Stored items

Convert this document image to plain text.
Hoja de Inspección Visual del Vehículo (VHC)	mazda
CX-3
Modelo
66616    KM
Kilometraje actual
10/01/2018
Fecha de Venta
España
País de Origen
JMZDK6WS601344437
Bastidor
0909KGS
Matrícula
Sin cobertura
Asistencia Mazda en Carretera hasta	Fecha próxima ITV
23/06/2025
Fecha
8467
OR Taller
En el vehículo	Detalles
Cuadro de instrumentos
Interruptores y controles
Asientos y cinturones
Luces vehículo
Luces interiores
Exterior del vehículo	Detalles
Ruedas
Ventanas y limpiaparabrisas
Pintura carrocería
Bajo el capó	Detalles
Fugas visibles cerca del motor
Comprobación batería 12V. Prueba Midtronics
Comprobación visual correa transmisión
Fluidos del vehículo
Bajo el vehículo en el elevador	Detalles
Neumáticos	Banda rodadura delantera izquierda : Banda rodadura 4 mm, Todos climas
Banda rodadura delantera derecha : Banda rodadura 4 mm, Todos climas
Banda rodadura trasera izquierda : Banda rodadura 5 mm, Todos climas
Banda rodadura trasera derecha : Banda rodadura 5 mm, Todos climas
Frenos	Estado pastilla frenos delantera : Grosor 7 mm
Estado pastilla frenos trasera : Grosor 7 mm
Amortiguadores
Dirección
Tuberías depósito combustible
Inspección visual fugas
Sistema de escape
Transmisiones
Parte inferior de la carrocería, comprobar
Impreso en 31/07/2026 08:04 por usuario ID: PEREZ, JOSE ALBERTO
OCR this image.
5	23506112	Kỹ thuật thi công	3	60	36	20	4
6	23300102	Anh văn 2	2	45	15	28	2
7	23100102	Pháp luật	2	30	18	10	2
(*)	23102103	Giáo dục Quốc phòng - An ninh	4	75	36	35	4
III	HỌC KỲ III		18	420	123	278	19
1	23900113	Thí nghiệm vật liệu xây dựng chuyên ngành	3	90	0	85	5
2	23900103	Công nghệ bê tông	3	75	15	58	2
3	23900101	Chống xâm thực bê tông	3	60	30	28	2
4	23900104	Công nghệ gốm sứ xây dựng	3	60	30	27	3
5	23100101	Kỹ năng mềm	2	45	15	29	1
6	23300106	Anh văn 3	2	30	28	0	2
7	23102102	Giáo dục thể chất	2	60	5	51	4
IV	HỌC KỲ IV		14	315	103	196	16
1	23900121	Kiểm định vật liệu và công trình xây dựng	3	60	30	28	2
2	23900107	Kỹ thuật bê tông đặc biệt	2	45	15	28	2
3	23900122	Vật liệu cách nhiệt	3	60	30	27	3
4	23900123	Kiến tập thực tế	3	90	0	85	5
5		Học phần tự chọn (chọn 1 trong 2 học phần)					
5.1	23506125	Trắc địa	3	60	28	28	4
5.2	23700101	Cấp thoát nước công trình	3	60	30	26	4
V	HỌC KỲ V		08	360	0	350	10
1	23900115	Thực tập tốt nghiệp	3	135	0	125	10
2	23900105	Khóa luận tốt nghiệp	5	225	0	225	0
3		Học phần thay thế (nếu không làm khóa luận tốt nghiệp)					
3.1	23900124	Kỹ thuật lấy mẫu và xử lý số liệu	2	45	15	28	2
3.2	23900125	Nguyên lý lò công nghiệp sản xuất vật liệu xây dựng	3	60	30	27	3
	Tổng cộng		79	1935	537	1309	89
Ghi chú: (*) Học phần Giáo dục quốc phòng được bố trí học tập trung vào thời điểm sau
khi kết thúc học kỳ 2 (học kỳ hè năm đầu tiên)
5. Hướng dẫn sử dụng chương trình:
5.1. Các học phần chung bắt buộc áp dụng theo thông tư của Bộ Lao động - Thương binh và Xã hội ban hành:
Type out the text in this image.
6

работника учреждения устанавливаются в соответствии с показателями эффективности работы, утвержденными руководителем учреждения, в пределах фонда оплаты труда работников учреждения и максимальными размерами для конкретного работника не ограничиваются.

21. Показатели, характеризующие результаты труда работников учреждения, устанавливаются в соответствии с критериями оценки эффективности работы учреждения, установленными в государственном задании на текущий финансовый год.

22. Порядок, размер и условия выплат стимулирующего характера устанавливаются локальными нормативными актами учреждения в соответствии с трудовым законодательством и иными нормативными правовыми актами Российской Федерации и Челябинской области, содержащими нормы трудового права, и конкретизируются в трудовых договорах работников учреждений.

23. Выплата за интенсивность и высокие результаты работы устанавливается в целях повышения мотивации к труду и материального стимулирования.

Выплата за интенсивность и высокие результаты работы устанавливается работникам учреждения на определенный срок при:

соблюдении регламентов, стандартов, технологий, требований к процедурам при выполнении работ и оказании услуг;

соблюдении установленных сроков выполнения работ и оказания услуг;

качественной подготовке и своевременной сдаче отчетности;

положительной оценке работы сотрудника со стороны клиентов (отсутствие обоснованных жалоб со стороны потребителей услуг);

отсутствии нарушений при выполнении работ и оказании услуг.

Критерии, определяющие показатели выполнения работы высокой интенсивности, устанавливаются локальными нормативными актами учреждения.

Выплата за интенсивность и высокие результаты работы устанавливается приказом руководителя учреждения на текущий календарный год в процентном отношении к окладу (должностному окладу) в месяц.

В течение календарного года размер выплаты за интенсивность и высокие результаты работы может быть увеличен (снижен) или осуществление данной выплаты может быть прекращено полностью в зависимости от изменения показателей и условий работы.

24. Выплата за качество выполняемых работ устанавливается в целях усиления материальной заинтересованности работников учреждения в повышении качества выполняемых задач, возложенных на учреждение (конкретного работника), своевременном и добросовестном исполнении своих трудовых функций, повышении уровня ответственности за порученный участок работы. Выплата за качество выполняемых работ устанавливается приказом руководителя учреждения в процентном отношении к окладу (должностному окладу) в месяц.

Description of the task: Extract every line containing the string "соблюдении" from the material.

Task solution:
соблюдении регламентов, стандартов, технологий, требований к процедурам при выполнении работ и оказании услуг;
соблюдении установленных сроков выполнения работ и оказания услуг;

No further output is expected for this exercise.